* **Selected text**
When a magistrate judge submits a report and recommendation, the parties may choose to file “specific written objections.” See Fed.R.Civ.P. 72(b)(2). The Court “must determine de novo any part of the magistrate judge's” report and recommendation to which a proper objection is made. Fed.R.Civ.P. 72(b)(3). The Court reviews only for clear error any part of the magistrate judge's report and recommendation that is not objected to, that is objected to merely in a “general” and “conclusory” fashion, or that is objected to in a manner that simply rehashes the party's “original arguments.” See IMAPizza, LLC v. At Pizza Ltd., No. 17-cv-2327 (TJK) (GMH), 2021 WL 3168132, at *2 (D.D.C. July 27, 2021); Wu Xiaofeng v. Pompeo, No. 15-cv-1040 (EGS), 2019 WL 1697868, at *5 (D.D.C. Apr. 17, 2019). “Clear error exists only when the reviewing court is left with the definite and firm conviction that a mistake has been committed.” Momoh v. Osayande, 564 B.R. 1, 3 (D.D.C. 2017) (internal quotation marks omitted). When objecting to a report and recommendation, “the parties may not present new issues or arguments to the district judge.” IMA Pizza, LLC, 2021 WL 3168132, at *2 (internal quotation marks omitted); see also Aikens v. Shalala, 956 F.Supp. 14, 19 (D.D.C. 1997). The Court “may accept, reject, or modify the recommended disposition.” Fed.R.Civ.P. 72(b)(3).

III. Analysis

Defendants attack the Magistrate Judge's R&R on multiple grounds, arguing first that Defendants' position on the merits of the underlying litigation was substantially justified and, second, that Plaintiffs' attorney's fee request was excessive for a myriad of reasons. ECF No. 60 at 2. Reviewing de novo, see Fed.R.Civ.P. 72(b)(3), the Court agrees with Defendants on their first point, that their position on whether the foreign affairs function exception applied to the Passport Rule-though incorrect-was still substantially justified. Thus, Plaintiffs are not entitled to attorney's fees, and the Court's analysis need proceed no further.

The threshold EAJA question is an easy one: Defendants do not contest that Plaintiffs are the prevailing party, nor could they. ECF No. 60. Plaintiffs prevailed on summary judgment and the Court vacated the challenged rule. ECF No. 50. So the burden shifts to Defendants to show that their position at issue was substantially justified, in other words, “justified to a degree that could satisfy a reasonable person” with a “reasonable basis both in law and fact.” Halverson v. Slater, 206 F.3d 1205, 1208 (D.C. Cir. 2000); see Pierce v. Underwood, 487 U.S. 552, 565 (1988). Although the merits determination informs the substantial justification question, see F.J. Vollmer Co. v. Magaw, 102 F.3d 591, 595 (D.C. Cir. 1996), the government's position may be substantially justified even if the agency action is invalidated under the APA, see LePage's 2000, Inc., 674 F.3d at 866. Defendants have met that burden.

* **Supplied material**
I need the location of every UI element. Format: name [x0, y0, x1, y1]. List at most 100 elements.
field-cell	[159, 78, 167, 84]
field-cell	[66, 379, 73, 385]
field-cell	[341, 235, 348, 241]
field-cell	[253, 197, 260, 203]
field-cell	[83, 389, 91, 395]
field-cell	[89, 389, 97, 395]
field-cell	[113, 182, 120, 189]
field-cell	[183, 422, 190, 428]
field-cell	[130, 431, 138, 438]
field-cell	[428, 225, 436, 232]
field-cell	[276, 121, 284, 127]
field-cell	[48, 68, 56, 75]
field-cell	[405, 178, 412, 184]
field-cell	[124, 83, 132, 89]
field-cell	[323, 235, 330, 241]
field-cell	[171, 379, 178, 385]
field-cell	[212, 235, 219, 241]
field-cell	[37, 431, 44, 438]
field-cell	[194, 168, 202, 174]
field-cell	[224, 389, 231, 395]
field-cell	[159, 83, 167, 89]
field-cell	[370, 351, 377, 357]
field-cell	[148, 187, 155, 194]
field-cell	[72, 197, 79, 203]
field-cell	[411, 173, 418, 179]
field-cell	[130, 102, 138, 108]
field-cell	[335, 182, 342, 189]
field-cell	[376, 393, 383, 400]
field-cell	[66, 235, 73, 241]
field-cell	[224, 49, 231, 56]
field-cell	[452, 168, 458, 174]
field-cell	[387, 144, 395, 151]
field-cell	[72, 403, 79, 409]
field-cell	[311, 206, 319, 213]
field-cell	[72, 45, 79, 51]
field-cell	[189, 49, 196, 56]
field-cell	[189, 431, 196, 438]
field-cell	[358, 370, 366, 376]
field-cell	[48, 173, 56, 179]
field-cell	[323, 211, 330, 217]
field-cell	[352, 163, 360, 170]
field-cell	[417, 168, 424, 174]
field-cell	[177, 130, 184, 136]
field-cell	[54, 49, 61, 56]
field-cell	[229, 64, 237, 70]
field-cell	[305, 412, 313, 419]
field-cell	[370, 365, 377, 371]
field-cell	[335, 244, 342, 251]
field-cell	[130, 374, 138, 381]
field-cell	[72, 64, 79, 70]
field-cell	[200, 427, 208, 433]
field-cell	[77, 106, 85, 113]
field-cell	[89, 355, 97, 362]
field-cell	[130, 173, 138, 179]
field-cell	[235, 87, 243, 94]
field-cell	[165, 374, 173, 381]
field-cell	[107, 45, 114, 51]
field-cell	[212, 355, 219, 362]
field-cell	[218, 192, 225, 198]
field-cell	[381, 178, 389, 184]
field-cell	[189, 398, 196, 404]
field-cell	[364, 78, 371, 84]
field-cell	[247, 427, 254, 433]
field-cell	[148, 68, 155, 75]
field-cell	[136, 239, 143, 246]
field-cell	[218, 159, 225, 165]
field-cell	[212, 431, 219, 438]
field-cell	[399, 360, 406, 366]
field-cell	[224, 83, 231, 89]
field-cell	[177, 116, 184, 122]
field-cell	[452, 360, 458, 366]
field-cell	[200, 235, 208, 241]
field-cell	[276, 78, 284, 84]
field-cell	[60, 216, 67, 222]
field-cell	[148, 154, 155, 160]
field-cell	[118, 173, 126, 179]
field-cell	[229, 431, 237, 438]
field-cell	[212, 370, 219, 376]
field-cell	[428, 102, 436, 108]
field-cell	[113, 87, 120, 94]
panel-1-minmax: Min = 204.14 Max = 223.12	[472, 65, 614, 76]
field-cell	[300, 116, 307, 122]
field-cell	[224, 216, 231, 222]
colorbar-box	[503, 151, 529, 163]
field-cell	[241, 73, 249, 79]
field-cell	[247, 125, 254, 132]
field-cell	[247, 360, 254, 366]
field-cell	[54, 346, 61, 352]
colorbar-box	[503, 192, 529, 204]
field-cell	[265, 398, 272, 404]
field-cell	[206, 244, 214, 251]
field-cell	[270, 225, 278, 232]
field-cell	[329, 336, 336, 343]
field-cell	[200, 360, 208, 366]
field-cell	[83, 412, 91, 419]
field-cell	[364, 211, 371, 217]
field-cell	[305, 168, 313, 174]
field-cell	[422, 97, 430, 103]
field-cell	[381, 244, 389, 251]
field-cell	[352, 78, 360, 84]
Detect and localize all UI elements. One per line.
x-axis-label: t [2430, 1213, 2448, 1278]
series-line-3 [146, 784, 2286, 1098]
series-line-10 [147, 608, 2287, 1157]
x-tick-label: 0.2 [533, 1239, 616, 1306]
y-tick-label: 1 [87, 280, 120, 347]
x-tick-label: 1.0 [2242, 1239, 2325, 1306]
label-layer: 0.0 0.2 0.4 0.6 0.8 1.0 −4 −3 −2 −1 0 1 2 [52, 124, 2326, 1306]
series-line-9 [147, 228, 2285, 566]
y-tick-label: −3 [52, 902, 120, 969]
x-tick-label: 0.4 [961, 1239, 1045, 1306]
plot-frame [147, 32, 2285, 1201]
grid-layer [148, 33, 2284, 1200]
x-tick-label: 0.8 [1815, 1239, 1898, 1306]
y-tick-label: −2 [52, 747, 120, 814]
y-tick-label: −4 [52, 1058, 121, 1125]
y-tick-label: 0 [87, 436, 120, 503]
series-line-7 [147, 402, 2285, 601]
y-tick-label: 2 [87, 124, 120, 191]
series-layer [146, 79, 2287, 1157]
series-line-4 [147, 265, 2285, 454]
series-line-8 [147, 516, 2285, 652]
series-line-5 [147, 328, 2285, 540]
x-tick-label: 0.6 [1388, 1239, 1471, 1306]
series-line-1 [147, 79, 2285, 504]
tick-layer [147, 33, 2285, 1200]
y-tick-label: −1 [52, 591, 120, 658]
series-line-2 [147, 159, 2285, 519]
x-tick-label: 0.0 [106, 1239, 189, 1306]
...
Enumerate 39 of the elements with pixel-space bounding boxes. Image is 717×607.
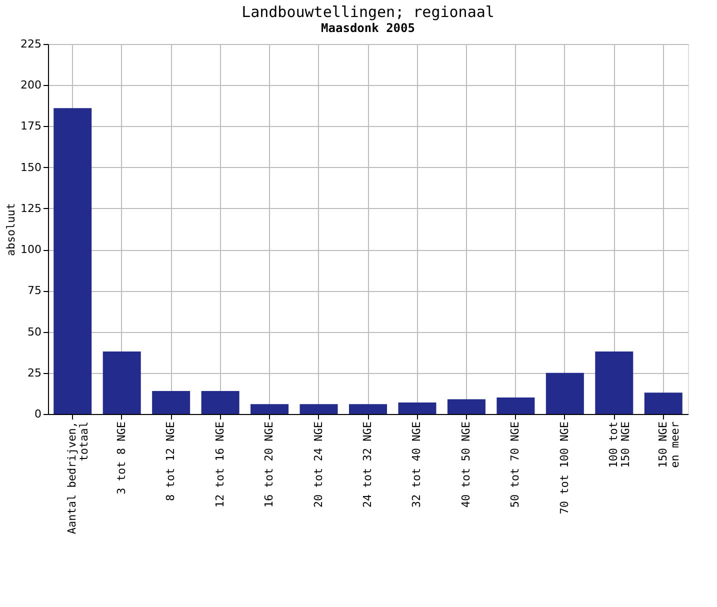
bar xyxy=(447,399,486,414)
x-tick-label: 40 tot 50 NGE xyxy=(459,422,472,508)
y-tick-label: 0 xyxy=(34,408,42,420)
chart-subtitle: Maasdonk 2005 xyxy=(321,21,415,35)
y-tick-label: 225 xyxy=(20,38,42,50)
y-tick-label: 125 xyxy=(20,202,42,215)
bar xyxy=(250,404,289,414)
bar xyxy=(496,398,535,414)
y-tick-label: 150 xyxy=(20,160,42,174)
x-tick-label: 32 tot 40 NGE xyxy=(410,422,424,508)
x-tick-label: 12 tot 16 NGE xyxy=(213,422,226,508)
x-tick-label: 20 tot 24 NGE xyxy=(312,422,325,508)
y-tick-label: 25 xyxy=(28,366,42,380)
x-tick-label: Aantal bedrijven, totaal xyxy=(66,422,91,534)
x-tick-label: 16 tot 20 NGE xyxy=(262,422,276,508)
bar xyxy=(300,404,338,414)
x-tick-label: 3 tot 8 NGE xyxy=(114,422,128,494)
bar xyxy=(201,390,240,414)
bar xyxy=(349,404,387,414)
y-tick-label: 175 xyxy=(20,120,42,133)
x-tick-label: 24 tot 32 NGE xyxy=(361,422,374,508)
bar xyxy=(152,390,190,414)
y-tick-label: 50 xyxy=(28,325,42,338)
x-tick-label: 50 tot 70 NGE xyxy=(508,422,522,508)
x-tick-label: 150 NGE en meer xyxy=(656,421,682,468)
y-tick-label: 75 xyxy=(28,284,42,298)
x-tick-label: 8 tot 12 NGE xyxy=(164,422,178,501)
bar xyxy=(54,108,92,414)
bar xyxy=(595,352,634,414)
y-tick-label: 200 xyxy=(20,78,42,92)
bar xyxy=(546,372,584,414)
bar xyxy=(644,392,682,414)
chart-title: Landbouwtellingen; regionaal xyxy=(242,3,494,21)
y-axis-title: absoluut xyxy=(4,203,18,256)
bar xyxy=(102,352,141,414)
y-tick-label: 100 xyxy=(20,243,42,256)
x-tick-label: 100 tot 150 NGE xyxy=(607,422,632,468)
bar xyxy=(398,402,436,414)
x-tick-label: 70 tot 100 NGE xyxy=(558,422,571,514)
* * *
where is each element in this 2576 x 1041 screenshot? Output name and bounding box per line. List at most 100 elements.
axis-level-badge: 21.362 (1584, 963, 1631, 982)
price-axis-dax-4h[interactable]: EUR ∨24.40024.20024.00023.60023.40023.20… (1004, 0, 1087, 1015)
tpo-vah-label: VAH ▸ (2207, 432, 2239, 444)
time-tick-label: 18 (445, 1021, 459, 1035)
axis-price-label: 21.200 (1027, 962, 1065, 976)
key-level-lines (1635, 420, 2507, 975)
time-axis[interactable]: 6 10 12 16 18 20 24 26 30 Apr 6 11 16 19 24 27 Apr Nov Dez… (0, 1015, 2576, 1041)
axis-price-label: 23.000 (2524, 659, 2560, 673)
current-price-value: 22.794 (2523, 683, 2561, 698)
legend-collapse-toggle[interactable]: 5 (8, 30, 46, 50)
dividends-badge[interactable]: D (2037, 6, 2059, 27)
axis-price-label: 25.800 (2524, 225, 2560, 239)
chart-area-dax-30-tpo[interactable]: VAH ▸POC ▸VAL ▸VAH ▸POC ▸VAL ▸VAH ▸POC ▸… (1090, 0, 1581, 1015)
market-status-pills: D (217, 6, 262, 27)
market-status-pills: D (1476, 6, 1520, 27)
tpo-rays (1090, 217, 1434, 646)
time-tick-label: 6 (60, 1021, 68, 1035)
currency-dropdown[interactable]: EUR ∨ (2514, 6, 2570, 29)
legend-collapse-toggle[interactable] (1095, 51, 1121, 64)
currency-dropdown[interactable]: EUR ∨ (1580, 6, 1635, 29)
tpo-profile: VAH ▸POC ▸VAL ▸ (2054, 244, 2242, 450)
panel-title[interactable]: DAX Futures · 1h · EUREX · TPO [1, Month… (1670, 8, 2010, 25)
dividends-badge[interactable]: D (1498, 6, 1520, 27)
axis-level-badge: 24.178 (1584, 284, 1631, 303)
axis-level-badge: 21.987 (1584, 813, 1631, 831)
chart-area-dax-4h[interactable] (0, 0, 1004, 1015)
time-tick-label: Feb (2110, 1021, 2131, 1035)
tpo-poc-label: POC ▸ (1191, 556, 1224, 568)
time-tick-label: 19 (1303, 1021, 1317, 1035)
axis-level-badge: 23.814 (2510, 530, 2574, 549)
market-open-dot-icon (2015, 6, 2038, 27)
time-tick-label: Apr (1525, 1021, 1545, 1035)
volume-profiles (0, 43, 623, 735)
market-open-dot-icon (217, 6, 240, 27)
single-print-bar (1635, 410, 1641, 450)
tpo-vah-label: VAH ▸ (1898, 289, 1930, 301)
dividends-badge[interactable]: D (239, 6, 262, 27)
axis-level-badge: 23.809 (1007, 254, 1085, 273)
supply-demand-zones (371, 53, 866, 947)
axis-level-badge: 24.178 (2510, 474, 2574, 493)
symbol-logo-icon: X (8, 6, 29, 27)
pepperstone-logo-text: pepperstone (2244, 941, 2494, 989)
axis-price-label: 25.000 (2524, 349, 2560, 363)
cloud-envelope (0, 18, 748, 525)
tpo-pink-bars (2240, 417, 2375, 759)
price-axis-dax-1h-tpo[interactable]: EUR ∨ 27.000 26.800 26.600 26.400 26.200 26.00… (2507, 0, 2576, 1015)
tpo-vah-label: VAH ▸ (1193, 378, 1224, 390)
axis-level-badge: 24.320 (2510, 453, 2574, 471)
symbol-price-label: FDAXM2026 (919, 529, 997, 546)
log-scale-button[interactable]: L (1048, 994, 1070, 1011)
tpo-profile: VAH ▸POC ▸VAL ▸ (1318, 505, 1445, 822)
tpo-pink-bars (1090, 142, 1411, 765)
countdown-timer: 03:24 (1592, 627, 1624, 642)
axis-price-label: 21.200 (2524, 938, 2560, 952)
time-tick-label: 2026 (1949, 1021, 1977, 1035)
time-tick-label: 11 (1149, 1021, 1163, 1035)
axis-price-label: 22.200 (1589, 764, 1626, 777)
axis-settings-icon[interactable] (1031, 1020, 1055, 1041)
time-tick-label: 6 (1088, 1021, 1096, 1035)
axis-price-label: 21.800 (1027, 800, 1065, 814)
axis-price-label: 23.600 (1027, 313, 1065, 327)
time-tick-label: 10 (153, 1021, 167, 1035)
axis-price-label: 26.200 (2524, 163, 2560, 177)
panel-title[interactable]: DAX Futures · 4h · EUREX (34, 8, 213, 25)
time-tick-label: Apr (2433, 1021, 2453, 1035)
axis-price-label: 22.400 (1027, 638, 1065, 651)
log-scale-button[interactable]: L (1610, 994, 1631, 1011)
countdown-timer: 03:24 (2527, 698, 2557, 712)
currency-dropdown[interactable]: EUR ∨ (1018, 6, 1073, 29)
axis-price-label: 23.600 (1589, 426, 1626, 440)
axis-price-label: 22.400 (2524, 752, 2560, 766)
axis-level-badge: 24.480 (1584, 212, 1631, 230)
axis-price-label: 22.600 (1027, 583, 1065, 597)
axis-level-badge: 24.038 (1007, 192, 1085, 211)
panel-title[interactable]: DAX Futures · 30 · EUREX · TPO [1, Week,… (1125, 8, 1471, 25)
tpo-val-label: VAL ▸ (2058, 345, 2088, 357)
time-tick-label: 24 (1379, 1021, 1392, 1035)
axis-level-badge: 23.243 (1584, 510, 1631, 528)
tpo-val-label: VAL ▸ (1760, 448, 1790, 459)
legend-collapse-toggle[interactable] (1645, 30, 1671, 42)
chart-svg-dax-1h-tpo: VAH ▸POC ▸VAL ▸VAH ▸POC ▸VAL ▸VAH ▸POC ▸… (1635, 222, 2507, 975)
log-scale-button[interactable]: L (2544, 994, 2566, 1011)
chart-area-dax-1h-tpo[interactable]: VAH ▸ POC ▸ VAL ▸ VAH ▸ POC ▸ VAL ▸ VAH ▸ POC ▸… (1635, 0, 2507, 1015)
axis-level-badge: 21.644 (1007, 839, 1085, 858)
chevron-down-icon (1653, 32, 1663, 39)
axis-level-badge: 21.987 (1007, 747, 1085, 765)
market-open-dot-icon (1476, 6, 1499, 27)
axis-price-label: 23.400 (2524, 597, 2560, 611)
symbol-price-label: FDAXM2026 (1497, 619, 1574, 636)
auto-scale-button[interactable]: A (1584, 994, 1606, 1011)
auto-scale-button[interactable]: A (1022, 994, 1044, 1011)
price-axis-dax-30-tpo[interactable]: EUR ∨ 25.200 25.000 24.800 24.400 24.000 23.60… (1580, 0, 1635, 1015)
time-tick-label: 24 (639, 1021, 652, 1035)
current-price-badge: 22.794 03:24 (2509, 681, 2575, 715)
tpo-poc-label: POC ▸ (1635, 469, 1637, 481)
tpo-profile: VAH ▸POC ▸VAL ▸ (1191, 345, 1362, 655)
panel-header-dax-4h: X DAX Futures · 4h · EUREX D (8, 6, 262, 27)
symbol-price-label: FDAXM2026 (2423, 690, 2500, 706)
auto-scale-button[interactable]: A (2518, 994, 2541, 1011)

* **Instructions for the task**
In the court opinion excerpt, what standard of review applies to parts of the magistrate judge's report and recommendation that no party objects to?

* **Solution to this problem**
Clear error.